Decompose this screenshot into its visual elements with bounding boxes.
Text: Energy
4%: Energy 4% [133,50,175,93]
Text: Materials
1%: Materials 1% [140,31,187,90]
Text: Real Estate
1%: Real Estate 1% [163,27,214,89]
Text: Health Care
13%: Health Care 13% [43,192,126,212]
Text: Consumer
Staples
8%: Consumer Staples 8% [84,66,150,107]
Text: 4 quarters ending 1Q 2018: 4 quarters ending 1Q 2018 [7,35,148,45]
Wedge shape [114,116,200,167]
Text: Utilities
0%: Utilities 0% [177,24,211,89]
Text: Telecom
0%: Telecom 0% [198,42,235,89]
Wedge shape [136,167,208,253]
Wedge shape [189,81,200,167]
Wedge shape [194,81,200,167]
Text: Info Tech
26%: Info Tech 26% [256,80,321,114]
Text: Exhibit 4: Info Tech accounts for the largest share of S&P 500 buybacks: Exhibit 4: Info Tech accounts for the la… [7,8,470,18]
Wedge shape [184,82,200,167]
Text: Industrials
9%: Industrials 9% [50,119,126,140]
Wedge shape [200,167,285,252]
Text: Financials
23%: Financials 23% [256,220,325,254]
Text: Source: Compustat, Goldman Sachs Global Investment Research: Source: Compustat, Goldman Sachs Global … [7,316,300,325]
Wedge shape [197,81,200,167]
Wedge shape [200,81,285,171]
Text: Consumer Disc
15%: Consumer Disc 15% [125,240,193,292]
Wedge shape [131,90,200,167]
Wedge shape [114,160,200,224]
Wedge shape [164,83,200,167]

◆ ◆ ◆ ◆ ◆ ◆ ◆

TO DO: Change every "Wedge shape" in the lines above to "Pie slice", keeping everything else the same.

SOLUTION TO THE PROBLEM:
Decompose this screenshot into its visual elements with bounding boxes.
Text: Energy
4%: Energy 4% [133,50,175,93]
Text: Materials
1%: Materials 1% [140,31,187,90]
Text: Real Estate
1%: Real Estate 1% [163,27,214,89]
Text: Health Care
13%: Health Care 13% [43,192,126,212]
Text: Consumer
Staples
8%: Consumer Staples 8% [84,66,150,107]
Text: 4 quarters ending 1Q 2018: 4 quarters ending 1Q 2018 [7,35,148,45]
Pie slice [114,116,200,167]
Text: Utilities
0%: Utilities 0% [177,24,211,89]
Text: Telecom
0%: Telecom 0% [198,42,235,89]
Pie slice [136,167,208,253]
Pie slice [189,81,200,167]
Pie slice [194,81,200,167]
Text: Info Tech
26%: Info Tech 26% [256,80,321,114]
Text: Exhibit 4: Info Tech accounts for the largest share of S&P 500 buybacks: Exhibit 4: Info Tech accounts for the la… [7,8,470,18]
Pie slice [184,82,200,167]
Text: Industrials
9%: Industrials 9% [50,119,126,140]
Pie slice [200,167,285,252]
Text: Financials
23%: Financials 23% [256,220,325,254]
Text: Source: Compustat, Goldman Sachs Global Investment Research: Source: Compustat, Goldman Sachs Global … [7,316,300,325]
Pie slice [197,81,200,167]
Pie slice [200,81,285,171]
Text: Consumer Disc
15%: Consumer Disc 15% [125,240,193,292]
Pie slice [131,90,200,167]
Pie slice [114,160,200,224]
Pie slice [164,83,200,167]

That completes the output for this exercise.